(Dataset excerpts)
--- Start ---

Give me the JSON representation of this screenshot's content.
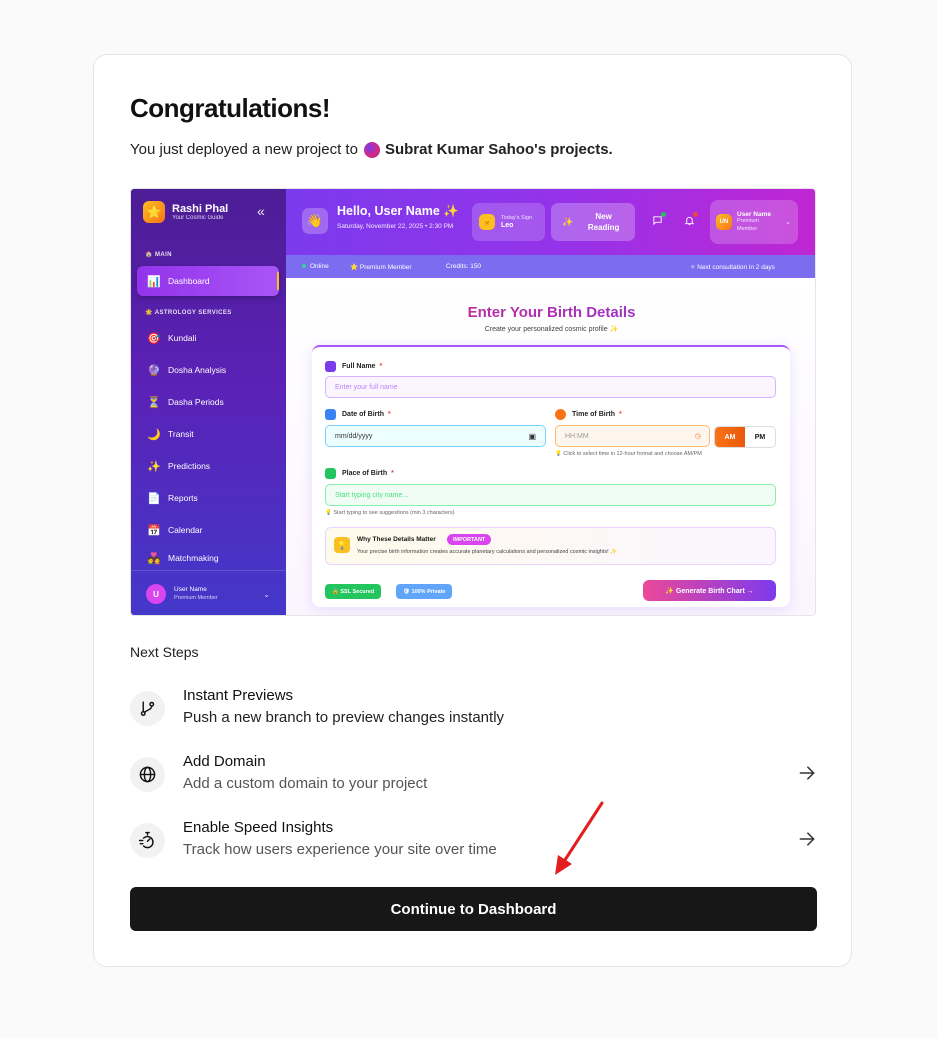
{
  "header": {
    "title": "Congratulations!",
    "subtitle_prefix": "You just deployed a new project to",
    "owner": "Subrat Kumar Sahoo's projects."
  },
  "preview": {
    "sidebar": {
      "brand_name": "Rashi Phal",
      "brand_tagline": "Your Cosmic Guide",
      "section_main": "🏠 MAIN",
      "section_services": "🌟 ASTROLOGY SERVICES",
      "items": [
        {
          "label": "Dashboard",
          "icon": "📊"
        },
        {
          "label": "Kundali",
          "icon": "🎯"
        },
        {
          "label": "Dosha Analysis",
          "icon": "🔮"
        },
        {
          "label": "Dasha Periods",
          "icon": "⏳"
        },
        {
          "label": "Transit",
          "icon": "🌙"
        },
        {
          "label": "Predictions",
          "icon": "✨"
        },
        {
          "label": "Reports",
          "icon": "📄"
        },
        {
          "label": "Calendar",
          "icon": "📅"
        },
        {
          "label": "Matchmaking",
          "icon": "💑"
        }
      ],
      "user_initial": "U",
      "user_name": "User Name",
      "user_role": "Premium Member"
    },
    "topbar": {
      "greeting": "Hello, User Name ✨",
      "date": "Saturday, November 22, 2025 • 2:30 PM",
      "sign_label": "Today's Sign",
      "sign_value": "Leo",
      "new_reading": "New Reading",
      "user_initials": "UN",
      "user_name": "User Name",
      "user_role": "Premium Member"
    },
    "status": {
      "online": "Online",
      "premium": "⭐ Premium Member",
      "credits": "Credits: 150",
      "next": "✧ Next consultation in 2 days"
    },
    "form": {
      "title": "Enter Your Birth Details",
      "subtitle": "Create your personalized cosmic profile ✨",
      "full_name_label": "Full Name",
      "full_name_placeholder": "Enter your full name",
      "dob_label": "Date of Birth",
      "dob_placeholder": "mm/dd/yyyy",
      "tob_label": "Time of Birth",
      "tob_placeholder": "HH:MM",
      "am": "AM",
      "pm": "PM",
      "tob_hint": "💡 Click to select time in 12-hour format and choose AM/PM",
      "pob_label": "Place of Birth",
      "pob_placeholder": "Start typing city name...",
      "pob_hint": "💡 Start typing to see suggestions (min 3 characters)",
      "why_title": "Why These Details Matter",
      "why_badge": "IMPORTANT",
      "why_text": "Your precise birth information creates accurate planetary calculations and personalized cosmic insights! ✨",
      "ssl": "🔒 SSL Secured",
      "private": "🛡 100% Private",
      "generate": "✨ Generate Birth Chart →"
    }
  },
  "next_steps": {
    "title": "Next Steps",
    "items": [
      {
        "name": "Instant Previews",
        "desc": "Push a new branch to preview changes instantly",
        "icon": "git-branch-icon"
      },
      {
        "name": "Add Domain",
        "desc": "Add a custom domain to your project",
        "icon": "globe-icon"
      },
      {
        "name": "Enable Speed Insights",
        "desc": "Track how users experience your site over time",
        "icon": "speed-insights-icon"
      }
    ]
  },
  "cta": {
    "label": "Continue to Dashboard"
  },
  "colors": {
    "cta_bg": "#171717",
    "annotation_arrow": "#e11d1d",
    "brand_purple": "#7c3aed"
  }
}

--- End ---
--- Start ---

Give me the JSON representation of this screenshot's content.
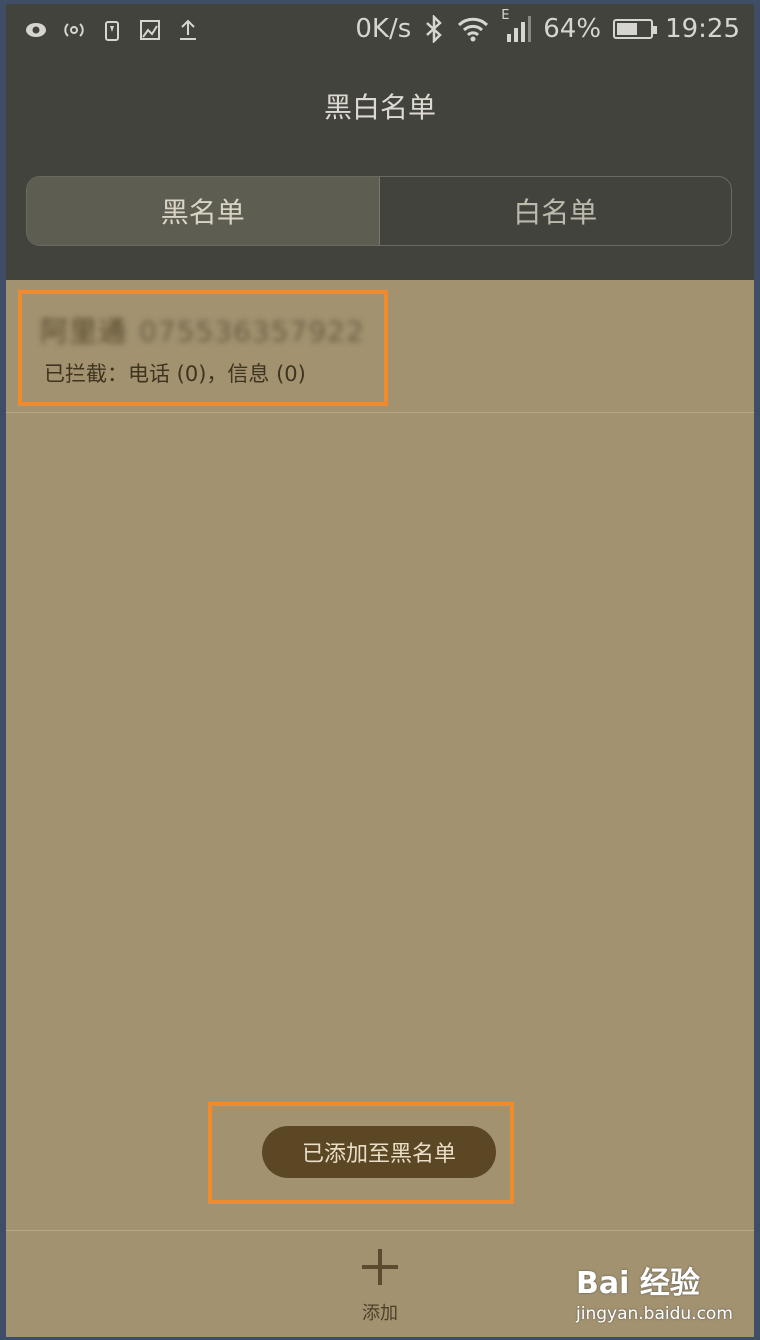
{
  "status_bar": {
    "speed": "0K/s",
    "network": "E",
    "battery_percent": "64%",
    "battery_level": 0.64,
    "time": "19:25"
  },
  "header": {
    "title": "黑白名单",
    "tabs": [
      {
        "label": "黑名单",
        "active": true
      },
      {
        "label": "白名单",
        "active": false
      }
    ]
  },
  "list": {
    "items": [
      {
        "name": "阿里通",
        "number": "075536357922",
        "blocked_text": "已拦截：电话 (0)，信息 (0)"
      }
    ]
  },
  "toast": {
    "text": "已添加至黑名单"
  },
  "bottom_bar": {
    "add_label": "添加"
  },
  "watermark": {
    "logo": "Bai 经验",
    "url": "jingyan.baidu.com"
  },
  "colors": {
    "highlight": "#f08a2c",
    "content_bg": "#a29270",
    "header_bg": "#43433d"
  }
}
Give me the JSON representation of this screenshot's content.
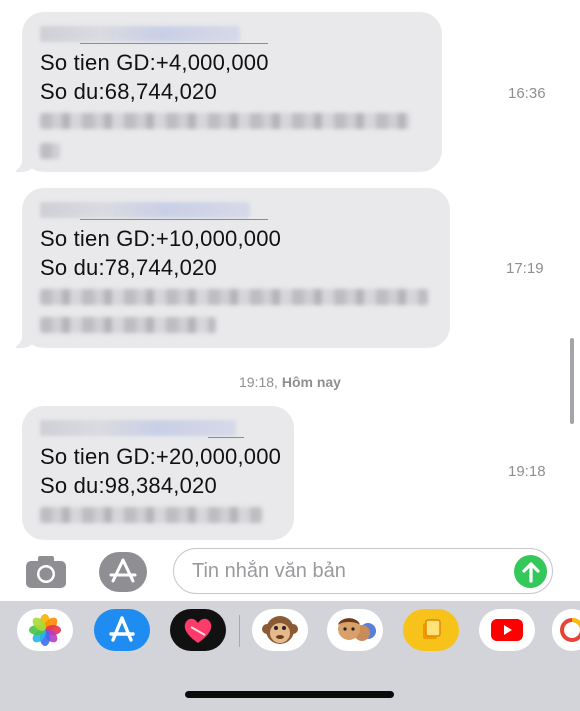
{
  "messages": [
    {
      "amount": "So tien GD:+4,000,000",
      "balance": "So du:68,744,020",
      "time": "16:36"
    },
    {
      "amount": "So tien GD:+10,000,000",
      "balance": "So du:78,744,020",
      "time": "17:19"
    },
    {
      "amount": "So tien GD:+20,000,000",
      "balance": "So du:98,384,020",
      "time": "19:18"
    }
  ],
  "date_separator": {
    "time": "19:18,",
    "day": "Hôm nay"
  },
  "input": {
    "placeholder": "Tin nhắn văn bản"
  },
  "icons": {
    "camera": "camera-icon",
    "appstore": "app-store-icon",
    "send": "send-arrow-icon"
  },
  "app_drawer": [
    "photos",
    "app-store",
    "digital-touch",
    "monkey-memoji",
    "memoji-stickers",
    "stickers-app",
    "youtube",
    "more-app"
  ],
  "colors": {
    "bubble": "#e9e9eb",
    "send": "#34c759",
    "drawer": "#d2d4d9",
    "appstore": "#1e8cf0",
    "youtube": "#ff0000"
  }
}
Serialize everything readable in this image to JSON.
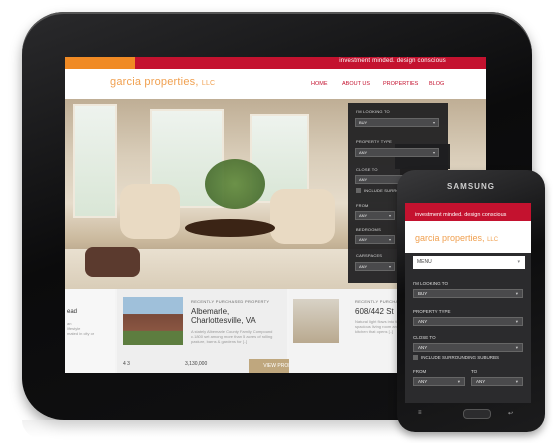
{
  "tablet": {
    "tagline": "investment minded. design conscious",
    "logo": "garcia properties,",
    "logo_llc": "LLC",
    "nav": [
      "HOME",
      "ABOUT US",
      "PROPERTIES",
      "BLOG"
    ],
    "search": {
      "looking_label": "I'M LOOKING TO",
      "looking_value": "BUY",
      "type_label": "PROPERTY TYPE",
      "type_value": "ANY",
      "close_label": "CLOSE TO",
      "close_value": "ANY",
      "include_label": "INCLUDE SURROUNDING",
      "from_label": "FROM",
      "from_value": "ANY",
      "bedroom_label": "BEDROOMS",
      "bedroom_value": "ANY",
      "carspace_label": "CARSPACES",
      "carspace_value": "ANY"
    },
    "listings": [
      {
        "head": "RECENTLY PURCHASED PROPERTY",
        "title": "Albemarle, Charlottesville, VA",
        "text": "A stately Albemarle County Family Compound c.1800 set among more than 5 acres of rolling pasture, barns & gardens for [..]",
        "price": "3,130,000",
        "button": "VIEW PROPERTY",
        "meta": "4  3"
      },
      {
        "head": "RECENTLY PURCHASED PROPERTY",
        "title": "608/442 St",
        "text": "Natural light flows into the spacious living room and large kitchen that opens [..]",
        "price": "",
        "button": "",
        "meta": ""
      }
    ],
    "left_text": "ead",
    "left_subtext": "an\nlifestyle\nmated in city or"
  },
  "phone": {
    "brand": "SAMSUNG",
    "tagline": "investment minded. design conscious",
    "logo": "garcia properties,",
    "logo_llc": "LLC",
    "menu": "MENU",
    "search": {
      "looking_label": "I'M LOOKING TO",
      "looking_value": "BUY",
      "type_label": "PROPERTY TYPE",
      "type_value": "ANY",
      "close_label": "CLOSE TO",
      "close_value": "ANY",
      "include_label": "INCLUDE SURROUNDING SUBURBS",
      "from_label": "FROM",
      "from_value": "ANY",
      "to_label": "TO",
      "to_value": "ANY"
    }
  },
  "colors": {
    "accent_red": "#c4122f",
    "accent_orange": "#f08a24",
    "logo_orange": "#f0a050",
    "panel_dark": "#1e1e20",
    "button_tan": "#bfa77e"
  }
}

--- End ---

| Work to complete |
From the listing above, collect each line in which the string "SURROUNDING" appears.

| Problem solution |
      "include_label": "INCLUDE SURROUNDING",
      "include_label": "INCLUDE SURROUNDING SUBURBS",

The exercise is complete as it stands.